In the entries below, find the lines with the word "Blue" and copy them.

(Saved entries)

--- START ---

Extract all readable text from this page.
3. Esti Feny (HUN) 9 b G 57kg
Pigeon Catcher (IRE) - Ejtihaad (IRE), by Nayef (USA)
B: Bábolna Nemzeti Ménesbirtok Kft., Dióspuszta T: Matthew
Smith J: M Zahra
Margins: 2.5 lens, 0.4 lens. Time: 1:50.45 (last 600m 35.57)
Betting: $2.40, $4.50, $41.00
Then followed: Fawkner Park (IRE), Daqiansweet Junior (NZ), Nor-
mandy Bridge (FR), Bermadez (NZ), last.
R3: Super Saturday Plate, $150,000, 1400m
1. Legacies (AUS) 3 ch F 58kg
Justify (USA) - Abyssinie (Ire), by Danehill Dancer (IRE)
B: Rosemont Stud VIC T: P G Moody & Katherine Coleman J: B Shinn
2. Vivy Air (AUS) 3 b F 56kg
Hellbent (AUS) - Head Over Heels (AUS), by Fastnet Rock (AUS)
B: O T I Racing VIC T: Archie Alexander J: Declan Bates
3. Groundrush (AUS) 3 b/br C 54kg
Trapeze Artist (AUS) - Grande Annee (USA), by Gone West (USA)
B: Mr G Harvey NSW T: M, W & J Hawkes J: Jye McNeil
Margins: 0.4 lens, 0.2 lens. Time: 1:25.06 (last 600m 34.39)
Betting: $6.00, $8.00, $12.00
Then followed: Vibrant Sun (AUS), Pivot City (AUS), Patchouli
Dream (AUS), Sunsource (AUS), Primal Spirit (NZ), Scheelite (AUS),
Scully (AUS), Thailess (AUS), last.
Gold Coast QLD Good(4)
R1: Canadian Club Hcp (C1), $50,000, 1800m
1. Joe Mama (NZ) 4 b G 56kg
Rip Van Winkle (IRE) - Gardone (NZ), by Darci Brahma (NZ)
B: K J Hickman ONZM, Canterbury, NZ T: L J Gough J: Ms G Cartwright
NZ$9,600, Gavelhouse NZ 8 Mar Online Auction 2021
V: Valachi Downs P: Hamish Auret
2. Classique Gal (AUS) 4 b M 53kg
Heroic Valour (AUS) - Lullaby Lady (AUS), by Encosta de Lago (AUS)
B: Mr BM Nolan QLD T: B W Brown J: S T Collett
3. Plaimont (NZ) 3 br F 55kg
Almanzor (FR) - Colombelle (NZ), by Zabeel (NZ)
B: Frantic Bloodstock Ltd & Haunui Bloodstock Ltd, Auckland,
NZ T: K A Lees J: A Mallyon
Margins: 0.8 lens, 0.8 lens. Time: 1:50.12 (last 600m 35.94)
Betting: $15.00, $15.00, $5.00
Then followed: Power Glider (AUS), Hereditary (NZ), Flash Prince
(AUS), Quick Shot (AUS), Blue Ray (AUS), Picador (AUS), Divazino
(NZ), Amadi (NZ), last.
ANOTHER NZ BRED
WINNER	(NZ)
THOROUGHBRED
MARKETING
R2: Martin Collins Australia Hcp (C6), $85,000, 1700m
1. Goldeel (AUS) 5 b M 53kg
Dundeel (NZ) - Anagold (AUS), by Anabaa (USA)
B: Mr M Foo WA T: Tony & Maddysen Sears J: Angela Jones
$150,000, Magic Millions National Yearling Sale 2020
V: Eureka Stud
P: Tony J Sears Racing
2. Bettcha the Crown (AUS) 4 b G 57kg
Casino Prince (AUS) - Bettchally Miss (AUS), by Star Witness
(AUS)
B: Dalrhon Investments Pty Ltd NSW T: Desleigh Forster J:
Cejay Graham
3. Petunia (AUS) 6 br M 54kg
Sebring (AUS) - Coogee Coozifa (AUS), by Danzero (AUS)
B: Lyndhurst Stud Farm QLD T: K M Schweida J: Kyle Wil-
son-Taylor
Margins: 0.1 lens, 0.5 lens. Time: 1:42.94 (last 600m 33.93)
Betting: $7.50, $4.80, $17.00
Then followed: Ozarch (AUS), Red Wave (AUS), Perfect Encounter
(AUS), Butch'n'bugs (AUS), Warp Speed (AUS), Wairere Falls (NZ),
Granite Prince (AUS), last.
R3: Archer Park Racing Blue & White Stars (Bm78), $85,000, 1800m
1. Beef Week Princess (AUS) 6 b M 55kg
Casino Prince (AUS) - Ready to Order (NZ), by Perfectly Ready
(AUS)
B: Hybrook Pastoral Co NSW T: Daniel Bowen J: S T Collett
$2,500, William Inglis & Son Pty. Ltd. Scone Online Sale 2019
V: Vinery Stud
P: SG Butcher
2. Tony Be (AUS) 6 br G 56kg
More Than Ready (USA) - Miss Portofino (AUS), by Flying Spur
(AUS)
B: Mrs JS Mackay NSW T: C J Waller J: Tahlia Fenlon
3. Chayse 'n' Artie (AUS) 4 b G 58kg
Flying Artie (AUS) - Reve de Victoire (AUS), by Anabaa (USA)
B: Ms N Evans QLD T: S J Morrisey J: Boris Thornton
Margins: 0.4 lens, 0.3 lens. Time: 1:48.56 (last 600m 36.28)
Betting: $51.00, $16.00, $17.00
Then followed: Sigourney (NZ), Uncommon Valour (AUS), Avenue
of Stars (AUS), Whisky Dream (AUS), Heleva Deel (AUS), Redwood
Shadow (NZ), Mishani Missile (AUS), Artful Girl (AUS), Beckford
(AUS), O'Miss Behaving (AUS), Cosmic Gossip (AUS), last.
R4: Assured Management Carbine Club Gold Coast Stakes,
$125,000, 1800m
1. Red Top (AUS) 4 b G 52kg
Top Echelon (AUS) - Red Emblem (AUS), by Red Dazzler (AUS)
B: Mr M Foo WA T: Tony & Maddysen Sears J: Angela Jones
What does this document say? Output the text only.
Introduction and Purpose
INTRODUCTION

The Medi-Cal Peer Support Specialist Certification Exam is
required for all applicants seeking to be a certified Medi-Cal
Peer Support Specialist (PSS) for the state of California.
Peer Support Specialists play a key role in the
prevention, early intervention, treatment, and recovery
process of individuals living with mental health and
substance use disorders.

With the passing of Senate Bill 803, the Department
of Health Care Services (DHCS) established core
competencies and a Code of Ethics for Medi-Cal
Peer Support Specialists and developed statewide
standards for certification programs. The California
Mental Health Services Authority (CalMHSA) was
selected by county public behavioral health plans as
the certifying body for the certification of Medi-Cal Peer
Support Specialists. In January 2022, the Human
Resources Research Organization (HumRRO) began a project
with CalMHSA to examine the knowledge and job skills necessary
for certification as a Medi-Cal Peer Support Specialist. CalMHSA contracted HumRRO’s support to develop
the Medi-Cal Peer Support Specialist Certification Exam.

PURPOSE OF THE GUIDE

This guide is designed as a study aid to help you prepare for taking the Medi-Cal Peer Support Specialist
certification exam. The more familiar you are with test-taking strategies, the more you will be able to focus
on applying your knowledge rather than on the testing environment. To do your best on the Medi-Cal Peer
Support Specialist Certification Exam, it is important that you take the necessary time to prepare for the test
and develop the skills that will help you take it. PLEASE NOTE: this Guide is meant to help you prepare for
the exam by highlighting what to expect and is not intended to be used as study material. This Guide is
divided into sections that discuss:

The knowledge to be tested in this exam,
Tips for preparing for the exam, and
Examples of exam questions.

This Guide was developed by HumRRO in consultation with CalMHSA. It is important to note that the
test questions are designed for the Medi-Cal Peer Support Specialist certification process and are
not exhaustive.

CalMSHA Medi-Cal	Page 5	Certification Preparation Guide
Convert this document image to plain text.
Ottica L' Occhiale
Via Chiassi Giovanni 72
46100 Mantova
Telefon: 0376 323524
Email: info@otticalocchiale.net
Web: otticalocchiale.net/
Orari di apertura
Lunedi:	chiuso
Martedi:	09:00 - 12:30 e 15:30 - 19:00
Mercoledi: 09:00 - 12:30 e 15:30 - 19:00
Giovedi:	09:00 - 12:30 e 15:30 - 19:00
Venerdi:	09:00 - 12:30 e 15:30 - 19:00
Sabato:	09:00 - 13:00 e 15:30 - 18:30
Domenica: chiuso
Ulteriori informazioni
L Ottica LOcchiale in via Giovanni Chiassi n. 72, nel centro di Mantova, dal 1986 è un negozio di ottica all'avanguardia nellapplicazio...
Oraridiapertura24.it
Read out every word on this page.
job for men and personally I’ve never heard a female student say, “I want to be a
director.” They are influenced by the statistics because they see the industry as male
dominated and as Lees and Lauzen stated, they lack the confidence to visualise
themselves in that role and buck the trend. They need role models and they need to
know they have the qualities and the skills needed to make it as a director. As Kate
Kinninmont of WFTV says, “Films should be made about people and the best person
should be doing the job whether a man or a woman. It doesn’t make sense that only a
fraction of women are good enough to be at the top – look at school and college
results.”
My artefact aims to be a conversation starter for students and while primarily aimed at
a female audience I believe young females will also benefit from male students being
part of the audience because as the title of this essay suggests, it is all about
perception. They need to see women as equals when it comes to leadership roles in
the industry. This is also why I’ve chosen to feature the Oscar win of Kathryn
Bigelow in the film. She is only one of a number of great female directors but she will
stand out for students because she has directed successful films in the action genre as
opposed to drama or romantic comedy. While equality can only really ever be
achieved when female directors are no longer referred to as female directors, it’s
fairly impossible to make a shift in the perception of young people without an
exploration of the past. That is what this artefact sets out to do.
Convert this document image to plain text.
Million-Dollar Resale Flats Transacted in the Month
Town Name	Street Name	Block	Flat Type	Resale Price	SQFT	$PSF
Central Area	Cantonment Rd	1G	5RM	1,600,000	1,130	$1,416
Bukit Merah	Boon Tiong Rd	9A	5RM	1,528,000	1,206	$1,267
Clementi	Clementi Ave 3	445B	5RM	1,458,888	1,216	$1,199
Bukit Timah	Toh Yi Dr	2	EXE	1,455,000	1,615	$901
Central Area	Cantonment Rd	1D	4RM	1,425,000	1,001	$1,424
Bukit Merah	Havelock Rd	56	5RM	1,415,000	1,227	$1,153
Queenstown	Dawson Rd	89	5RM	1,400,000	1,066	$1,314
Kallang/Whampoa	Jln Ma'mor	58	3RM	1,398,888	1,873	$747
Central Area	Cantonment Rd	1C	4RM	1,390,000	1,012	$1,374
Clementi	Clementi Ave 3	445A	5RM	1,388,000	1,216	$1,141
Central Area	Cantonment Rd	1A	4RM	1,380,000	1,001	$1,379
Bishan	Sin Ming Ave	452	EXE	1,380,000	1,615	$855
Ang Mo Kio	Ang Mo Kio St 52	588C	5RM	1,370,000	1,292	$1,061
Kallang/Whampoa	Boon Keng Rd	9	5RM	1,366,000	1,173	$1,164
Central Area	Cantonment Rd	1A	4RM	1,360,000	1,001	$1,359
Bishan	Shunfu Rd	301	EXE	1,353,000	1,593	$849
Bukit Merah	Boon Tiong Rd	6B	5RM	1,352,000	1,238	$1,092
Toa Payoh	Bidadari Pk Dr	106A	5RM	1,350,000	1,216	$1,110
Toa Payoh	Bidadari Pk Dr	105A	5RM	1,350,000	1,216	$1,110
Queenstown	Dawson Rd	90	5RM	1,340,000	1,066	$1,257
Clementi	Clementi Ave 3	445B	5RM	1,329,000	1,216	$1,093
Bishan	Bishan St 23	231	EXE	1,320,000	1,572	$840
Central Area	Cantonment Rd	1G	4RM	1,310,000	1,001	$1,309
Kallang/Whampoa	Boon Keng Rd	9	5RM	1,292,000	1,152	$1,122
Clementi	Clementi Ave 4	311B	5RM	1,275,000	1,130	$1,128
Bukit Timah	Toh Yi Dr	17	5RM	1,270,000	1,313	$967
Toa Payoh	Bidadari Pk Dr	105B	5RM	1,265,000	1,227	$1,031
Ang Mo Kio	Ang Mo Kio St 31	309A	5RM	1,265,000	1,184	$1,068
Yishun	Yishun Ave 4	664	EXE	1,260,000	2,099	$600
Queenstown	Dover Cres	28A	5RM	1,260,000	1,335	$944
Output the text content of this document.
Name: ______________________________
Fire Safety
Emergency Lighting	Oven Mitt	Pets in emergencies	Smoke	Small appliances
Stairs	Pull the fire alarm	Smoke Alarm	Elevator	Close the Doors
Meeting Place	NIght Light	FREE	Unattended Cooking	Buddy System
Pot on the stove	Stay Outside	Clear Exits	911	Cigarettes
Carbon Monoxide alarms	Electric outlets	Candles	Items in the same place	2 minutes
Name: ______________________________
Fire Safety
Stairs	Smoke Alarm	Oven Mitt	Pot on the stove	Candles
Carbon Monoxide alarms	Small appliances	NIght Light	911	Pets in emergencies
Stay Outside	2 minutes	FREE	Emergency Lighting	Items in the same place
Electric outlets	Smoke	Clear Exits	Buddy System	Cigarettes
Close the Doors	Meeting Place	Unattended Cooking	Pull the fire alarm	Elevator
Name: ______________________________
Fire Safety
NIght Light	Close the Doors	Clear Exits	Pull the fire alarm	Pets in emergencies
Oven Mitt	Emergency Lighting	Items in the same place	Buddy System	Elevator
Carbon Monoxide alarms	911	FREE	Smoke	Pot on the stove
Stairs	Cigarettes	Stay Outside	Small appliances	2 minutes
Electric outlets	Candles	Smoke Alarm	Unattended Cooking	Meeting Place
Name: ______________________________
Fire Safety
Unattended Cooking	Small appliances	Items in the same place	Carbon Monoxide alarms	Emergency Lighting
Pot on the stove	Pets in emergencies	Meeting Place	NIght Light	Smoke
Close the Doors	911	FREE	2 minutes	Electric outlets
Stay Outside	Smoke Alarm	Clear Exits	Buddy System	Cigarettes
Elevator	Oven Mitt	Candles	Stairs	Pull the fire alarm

--- END ---

**Finished answer:**
(AUS), Quick Shot (AUS), Blue Ray (AUS), Picador (AUS), Divazino
R3: Archer Park Racing Blue & White Stars (Bm78), $85,000, 1800m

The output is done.